--- Task requirements ---
Find each line with the word "value" and copy it.

Entries with figure data:
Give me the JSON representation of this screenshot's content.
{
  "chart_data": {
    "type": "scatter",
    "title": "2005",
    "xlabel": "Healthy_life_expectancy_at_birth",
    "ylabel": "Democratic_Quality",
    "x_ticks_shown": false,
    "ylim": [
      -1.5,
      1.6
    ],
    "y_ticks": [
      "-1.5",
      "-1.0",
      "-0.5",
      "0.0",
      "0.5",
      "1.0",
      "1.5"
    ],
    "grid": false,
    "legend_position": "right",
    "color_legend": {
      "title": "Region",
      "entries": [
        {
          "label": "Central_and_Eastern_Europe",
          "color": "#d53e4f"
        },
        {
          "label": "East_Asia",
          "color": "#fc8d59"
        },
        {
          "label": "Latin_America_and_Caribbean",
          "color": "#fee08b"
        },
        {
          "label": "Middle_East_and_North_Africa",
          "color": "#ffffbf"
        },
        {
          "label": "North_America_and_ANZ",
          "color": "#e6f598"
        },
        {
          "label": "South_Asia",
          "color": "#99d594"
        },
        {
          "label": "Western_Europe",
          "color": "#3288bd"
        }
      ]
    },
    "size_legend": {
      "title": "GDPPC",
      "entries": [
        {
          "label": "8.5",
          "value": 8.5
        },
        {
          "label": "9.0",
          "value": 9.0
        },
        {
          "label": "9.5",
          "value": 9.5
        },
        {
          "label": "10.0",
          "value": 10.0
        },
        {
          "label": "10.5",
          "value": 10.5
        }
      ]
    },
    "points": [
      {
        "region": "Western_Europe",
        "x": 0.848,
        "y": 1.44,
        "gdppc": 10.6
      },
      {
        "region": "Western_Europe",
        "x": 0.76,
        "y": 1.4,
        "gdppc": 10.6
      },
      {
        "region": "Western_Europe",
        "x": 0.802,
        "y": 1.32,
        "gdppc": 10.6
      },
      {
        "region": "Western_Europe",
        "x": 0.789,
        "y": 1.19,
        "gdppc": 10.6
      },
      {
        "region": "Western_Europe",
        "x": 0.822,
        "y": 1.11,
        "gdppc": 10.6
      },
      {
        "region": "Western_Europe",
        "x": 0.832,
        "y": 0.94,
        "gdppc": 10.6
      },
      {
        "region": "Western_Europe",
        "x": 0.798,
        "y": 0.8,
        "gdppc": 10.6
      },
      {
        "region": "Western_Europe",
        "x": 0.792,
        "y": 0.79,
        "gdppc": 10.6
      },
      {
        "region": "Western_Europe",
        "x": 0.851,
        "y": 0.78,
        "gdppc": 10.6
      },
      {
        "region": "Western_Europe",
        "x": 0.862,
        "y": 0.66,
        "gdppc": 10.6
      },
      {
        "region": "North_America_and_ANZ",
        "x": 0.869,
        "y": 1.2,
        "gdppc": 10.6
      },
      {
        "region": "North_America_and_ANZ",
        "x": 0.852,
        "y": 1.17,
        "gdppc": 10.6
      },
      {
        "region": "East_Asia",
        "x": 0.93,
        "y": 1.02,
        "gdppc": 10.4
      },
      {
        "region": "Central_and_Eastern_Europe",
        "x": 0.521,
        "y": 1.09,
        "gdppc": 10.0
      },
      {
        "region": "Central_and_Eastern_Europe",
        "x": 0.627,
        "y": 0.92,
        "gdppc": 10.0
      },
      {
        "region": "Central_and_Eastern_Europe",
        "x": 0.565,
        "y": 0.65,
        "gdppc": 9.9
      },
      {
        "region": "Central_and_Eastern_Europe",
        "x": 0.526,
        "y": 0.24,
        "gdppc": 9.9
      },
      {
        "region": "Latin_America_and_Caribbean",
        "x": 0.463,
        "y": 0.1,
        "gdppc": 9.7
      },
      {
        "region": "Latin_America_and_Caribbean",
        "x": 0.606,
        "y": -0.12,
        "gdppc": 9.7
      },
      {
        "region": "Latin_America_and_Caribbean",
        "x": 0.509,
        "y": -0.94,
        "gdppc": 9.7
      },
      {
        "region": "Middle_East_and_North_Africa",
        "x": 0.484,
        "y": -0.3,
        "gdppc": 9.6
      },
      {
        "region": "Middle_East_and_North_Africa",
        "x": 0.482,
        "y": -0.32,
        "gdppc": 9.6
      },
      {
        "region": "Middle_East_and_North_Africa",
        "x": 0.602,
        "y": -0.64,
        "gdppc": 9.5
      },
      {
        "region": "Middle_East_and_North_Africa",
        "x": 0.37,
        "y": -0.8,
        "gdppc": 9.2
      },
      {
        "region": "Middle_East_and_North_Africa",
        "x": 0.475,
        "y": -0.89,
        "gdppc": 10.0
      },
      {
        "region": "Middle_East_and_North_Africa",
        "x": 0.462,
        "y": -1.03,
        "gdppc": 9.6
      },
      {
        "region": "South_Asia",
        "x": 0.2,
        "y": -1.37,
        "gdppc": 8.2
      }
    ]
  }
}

--- Problem solution ---
          "value": 8.5
          "value": 9.0
          "value": 9.5
          "value": 10.0
          "value": 10.5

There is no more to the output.